Go over the entries below line by line, copying each one that contains the word "image".

— START —

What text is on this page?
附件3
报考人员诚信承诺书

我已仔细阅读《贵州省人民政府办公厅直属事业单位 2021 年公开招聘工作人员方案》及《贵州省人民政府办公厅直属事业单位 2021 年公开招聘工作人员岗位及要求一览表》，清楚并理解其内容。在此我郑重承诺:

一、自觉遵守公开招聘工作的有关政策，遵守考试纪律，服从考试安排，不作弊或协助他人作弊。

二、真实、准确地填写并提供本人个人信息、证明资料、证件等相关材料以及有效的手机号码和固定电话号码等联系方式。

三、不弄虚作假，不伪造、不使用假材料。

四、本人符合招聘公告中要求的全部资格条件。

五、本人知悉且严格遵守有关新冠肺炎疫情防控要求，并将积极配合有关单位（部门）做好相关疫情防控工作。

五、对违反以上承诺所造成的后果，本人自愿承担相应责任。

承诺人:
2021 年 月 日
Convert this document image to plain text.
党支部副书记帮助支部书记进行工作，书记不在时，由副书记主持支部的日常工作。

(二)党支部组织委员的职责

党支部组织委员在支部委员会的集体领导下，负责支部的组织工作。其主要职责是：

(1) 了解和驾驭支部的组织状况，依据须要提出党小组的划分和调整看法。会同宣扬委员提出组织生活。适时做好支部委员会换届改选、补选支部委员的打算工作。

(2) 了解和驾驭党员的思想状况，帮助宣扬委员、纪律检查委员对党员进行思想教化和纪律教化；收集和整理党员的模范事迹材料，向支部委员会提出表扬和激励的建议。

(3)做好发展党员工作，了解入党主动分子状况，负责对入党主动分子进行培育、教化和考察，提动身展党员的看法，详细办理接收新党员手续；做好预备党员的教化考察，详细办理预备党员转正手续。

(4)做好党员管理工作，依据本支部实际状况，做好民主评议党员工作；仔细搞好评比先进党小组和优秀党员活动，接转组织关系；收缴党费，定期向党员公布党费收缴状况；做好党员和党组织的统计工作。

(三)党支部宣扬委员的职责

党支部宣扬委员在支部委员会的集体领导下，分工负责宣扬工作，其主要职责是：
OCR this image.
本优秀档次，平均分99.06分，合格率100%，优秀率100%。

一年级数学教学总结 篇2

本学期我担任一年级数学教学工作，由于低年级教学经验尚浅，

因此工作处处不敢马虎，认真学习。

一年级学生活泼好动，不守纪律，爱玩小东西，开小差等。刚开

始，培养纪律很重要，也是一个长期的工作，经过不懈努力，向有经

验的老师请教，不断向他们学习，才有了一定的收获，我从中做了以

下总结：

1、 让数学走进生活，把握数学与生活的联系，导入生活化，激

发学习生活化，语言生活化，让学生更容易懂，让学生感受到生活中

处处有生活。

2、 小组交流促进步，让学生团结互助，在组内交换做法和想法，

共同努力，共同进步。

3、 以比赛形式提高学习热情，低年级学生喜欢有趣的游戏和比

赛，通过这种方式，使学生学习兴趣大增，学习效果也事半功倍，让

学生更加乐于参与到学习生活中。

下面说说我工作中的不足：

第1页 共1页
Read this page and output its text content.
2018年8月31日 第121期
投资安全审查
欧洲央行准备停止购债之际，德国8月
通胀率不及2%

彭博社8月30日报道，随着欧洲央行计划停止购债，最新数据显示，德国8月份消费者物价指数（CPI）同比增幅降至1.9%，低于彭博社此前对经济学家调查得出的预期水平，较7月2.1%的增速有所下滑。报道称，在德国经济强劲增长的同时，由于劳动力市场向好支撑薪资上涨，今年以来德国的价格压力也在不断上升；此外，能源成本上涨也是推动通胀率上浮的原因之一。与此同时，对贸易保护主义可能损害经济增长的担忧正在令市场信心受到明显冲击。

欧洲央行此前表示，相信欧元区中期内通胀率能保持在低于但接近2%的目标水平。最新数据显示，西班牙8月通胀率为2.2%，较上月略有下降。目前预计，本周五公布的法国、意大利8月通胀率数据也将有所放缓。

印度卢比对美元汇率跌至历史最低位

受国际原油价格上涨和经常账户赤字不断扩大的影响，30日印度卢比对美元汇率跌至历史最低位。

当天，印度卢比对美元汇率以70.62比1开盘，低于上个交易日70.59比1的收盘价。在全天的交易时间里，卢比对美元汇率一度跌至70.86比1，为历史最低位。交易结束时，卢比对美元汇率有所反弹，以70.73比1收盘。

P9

— END —

OUTPUT FOR THIS TASK —
Convert this document image to plain text.
OCR this image.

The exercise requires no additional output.